- Stated task: Copy each line in which the string "this" occurs.

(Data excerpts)
··········

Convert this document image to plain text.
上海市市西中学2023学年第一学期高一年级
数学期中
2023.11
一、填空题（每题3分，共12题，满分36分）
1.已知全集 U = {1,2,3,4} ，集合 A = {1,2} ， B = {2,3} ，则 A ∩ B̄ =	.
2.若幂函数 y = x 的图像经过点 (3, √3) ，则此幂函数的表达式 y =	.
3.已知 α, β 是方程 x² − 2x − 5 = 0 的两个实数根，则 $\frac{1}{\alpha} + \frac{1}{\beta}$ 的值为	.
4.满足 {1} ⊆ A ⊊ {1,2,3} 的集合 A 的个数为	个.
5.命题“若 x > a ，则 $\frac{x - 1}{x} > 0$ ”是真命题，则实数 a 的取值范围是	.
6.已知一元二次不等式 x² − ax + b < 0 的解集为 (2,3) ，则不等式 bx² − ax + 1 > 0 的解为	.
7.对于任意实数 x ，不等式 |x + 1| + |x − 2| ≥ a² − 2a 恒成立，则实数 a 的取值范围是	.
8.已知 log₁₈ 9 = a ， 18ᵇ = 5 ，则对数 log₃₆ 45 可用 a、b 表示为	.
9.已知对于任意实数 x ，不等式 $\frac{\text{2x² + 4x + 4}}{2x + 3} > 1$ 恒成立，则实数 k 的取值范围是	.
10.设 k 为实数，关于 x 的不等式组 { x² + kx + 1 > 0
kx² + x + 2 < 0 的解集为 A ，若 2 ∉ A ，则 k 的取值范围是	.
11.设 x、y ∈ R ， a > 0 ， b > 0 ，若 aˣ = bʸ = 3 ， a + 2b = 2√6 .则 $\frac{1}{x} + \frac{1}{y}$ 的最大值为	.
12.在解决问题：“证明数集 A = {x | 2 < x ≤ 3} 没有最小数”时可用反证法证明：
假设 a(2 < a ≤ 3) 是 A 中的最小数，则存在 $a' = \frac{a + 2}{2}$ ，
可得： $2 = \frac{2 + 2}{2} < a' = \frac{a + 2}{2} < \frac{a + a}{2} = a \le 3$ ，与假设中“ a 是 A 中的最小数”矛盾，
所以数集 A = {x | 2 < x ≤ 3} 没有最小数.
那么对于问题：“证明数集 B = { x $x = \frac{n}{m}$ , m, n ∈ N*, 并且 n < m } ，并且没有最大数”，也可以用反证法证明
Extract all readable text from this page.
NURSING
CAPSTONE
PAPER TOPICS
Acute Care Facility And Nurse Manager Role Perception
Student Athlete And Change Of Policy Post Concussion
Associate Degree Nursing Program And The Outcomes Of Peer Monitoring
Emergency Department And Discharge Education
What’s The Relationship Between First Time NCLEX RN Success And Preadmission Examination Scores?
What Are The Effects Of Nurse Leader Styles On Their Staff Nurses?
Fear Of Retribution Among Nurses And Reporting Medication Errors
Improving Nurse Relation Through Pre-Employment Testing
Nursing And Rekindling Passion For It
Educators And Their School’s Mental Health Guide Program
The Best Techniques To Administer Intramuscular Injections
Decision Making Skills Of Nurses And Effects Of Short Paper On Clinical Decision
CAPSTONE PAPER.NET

··········

- The answer:
Convert this document image to plain text.
Extract all readable text from this page.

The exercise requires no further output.